**Source document**.
○ ○ ○

Washington's share of states' Medicaid spending varies, and that will continue even after health care reform is implemented. Generally, the richer the state, the less it gets, since the federal match is based on states' average per-capita income.
So California and New York, for example, typically receive the minimum 50 percent federal matching rate, while Arkansas, Mississippi and West Virginia get more than 70 percent. (The stimulus package temporarily increased all states' matching rates until the end of this year.)
Under the reform measures, the federal government would pick up most of the tab of covering people who would become newly eligible for Medicaid. The House proposal would pay entirely for Medicaid expansion until 2015 when states then would contribute 10 percent of the costs of adding this new group to their rolls. The Senate bill is more complicated, but generally, the Congressional Budget Office estimates that the federal government would pay about 90 percent of the costs for bringing newly eligible people onto state Medicaid rolls.
But many states that for years have gone the extra mile and provided benefits to more people under Medicaid worry that they will be left out under the Senate bill.
The problem, these more generous states say, is that many people in their states who are already eligible for Medicaid have not signed up. Even if these people sign up after the health care bill becomes law, they won't be considered "newly eligible," and the states would continue to get reimbursed at their current, lower match rates, not the higher rates that the federal government will pay for newly eligible people.

○ ○ ○

**Data supplied**.
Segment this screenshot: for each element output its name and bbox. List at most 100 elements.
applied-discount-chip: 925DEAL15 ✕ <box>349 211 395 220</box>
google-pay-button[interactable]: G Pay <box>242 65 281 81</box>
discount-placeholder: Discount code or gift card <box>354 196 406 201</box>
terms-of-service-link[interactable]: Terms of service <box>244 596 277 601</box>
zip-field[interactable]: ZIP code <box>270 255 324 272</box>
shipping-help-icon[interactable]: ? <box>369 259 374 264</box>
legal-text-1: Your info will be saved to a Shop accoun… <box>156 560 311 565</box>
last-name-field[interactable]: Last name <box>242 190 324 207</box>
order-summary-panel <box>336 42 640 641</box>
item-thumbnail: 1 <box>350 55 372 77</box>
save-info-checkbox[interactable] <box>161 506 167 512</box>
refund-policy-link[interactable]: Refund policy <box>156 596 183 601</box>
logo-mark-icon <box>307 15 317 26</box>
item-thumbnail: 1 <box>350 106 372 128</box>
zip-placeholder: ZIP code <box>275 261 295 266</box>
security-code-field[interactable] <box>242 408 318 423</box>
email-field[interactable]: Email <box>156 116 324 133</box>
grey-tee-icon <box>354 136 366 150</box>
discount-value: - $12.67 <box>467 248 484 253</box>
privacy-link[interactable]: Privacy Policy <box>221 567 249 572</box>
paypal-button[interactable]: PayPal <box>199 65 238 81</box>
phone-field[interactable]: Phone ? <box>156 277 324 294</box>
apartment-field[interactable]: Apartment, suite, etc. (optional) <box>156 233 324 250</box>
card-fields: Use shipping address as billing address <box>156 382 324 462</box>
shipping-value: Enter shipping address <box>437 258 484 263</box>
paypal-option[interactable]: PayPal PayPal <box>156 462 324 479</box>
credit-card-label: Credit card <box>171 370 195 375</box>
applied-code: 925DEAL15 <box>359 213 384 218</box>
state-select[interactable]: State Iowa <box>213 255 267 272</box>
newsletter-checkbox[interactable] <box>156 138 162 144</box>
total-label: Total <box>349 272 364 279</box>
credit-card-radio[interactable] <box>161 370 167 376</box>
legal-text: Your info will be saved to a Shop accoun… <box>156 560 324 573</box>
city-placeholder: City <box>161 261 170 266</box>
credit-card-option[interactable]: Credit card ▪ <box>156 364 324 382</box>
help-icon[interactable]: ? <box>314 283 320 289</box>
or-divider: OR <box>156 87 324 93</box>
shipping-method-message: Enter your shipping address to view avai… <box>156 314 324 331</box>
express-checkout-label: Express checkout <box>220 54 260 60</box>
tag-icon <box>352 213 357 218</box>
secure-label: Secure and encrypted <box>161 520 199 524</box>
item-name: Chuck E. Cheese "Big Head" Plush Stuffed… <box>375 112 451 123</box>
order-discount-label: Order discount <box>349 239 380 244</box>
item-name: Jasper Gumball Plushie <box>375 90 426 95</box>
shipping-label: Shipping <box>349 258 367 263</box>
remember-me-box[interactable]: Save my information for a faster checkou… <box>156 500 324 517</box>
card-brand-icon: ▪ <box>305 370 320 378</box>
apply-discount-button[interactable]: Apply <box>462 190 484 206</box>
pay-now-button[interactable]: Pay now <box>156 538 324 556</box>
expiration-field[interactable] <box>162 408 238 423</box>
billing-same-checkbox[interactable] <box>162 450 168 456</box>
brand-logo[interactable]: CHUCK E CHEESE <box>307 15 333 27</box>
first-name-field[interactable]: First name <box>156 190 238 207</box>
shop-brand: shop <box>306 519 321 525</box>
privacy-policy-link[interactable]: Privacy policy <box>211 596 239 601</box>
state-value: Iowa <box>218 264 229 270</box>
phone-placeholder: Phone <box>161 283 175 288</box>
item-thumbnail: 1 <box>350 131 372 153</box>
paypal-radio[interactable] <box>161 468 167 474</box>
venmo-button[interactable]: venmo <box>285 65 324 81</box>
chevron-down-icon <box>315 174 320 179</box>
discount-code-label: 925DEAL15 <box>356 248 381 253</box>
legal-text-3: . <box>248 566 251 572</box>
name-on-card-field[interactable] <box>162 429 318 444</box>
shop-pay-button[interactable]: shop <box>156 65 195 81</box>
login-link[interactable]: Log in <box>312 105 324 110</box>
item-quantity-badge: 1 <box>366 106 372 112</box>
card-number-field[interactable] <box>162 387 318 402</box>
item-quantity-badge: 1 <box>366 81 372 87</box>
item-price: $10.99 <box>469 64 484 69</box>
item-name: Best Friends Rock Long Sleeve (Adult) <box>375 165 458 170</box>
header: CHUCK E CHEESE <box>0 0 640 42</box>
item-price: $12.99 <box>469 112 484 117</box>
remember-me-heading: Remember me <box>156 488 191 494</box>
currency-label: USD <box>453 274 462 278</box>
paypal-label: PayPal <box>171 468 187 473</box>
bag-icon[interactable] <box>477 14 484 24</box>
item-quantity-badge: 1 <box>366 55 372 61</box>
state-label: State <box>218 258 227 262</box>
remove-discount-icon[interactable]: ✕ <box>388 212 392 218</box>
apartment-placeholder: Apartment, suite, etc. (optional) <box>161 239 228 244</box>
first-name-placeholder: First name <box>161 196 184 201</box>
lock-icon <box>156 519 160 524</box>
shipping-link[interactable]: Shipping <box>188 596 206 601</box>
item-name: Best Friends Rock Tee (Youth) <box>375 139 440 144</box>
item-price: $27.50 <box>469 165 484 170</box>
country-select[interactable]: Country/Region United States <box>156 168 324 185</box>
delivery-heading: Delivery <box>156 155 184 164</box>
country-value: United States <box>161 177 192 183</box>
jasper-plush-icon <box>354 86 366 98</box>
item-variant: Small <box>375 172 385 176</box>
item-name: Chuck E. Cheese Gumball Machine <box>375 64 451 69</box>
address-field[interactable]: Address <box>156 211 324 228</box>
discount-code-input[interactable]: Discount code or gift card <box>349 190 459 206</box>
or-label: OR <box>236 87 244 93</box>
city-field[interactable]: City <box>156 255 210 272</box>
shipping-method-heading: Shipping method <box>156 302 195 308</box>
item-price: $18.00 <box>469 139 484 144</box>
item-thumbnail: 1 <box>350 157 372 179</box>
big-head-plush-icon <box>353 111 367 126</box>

○ ○ ○

**Set of tasks**.
1. In the passage on Medicaid funding, what share of the costs would states contribute starting in 2015 under the House proposal?
2. Reproduce the stretch of the passage on Medicaid funding from "The problem, these" through "newly eligible people.".
3. Based on the passage on Medicaid funding, why do states that have long offered Medicaid benefits to more people worry about the Senate bill?

**Solved tasks**.
1. States would contribute 10 percent of the costs of adding the newly eligible group to their rolls.

2.
The problem, these more generous states say, is that many people in their states who are already eligible for Medicaid have not signed up. Even if these people sign up after the health care bill becomes law, they won't be considered "newly eligible," and the states would continue to get reimbursed at their current, lower match rates, not the higher rates that the federal government will pay for newly eligible people.

3. Many people in those states are already eligible for Medicaid but have not signed up. If they enroll after the bill becomes law, they won't count as "newly eligible." The states would then keep receiving their current, lower match rates for them instead of the higher federal rate for newly eligible people.